**Short exercise:**
Rewrite the listing lines from the one containing "- y-axis-tick: [131, 439, 140, 441]" down to the one containing "- bar-营业总收入-2020: [150, 154, 178, 341]", changing "gridline" to "grid line" and leaving everything else unchanged.

**Exercise inputs:**
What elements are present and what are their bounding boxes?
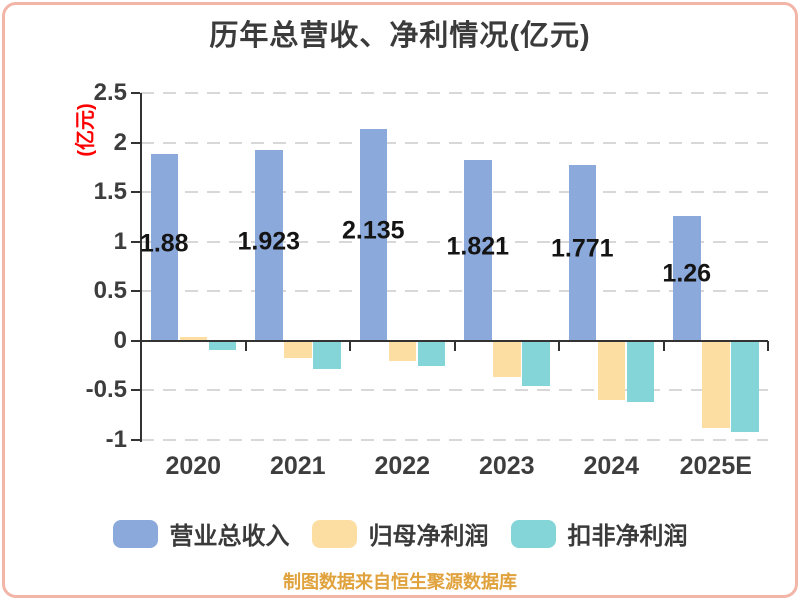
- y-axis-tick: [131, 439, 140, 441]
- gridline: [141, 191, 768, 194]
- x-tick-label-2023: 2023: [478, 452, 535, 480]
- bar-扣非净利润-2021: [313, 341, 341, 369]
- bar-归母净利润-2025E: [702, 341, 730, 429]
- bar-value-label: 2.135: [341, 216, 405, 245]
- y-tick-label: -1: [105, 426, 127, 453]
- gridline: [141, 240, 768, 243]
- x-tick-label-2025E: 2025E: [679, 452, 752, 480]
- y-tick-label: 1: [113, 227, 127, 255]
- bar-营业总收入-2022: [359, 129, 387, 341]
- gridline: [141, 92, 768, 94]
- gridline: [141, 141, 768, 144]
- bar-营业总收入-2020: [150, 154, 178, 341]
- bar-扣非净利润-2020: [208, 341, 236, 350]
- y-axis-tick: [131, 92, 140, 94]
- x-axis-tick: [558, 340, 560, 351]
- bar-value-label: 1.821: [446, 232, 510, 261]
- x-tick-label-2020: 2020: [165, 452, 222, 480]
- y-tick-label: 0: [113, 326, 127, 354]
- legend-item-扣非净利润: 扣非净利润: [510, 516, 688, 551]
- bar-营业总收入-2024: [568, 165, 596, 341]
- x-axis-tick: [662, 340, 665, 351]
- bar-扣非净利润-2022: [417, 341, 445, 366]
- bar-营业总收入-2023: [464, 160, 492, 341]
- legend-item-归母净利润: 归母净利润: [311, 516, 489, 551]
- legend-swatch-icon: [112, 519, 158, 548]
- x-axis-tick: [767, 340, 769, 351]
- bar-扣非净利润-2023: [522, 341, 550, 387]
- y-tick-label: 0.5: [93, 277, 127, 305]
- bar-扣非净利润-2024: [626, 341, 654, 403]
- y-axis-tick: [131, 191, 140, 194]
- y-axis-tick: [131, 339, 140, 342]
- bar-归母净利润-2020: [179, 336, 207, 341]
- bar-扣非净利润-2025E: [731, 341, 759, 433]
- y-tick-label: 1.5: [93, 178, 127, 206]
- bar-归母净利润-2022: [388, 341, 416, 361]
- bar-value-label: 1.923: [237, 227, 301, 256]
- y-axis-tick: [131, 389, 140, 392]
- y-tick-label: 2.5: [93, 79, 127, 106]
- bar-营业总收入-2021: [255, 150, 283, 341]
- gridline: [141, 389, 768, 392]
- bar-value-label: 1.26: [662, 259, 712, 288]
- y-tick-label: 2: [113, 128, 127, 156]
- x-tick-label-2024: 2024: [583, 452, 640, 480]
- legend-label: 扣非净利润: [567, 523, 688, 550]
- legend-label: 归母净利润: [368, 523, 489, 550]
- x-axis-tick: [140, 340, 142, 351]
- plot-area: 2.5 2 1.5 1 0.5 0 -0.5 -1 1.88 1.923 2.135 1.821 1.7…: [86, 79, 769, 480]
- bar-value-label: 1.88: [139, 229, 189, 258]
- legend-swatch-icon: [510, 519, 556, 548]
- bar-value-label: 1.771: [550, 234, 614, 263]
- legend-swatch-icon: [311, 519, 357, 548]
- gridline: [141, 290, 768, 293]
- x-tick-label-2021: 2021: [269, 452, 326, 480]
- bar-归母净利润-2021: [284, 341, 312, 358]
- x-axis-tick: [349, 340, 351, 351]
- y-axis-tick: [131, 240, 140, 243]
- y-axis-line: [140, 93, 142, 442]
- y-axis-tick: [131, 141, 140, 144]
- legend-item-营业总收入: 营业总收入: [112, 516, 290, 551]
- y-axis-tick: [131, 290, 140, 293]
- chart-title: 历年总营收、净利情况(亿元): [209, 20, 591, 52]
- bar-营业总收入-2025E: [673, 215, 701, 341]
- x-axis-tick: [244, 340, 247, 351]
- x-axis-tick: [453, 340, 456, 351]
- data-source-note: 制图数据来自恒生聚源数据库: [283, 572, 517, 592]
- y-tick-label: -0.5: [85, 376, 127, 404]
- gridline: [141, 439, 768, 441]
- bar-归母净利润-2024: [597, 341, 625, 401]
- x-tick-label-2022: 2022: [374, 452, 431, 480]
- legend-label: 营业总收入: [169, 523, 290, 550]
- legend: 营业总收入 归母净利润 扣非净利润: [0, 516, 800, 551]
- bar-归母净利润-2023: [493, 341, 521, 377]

**Exercise solution:**
- y-axis-tick: [131, 439, 140, 441]
- grid line: [141, 191, 768, 194]
- x-tick-label-2023: 2023: [478, 452, 535, 480]
- bar-扣非净利润-2021: [313, 341, 341, 369]
- bar-归母净利润-2025E: [702, 341, 730, 429]
- bar-value-label: 2.135: [341, 216, 405, 245]
- y-tick-label: -1: [105, 426, 127, 453]
- grid line: [141, 240, 768, 243]
- x-tick-label-2025E: 2025E: [679, 452, 752, 480]
- y-tick-label: 1: [113, 227, 127, 255]
- bar-营业总收入-2022: [359, 129, 387, 341]
- grid line: [141, 92, 768, 94]
- grid line: [141, 141, 768, 144]
- bar-营业总收入-2020: [150, 154, 178, 341]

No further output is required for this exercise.